To be done:
Collect every line below that contains the word "Josef".

Given information:
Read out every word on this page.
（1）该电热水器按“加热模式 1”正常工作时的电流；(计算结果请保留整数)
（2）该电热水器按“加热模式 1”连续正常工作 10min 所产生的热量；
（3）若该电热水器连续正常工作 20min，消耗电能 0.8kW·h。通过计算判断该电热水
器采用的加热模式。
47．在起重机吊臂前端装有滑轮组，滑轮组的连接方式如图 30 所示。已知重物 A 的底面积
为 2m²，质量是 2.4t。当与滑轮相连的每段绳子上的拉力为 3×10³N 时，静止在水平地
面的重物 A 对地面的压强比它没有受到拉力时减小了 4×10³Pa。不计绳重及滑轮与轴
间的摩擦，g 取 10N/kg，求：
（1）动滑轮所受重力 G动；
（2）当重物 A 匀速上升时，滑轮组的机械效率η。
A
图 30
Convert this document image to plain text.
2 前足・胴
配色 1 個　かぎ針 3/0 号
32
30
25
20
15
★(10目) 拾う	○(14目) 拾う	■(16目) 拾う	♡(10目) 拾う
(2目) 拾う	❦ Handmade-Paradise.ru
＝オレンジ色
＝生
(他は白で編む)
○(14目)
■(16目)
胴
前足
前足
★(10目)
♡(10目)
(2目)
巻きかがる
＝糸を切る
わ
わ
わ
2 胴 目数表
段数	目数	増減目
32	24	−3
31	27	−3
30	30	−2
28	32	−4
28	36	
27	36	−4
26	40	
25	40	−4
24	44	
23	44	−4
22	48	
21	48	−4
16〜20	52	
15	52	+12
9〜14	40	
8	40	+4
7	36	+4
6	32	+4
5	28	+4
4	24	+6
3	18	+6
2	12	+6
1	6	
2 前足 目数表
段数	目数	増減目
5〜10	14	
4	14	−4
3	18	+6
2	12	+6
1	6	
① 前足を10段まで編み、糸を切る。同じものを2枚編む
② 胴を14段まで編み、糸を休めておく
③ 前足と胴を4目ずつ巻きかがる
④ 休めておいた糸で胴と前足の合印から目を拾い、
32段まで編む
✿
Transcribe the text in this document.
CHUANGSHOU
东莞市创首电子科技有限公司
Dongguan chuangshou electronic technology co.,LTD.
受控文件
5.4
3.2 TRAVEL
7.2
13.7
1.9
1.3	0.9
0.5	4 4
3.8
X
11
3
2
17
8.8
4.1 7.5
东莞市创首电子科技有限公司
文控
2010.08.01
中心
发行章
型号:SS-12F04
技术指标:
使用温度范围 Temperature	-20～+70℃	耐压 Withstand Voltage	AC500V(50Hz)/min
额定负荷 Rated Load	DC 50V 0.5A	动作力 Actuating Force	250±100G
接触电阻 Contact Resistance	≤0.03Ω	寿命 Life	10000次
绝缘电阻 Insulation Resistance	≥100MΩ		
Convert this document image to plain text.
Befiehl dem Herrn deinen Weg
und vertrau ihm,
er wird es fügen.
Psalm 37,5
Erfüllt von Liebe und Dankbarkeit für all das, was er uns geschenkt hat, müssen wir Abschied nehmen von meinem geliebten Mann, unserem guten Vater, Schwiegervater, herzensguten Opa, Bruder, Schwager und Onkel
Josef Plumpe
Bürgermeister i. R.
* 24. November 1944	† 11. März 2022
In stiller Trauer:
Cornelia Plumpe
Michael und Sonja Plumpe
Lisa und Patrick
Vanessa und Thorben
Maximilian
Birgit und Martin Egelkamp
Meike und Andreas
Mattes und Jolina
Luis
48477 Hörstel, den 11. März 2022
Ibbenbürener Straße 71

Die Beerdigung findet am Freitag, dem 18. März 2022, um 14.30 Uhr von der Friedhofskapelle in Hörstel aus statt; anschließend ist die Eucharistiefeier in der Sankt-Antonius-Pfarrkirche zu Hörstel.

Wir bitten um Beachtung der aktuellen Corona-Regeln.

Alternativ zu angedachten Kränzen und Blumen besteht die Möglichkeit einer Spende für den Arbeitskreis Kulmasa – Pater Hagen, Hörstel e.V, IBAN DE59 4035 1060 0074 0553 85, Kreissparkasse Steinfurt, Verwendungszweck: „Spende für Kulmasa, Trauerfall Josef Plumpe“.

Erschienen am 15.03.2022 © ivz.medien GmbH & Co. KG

Solution to this problem:
Josef Plumpe
Alternativ zu angedachten Kränzen und Blumen besteht die Möglichkeit einer Spende für den Arbeitskreis Kulmasa – Pater Hagen, Hörstel e.V, IBAN DE59 4035 1060 0074 0553 85, Kreissparkasse Steinfurt, Verwendungszweck: „Spende für Kulmasa, Trauerfall Josef Plumpe“.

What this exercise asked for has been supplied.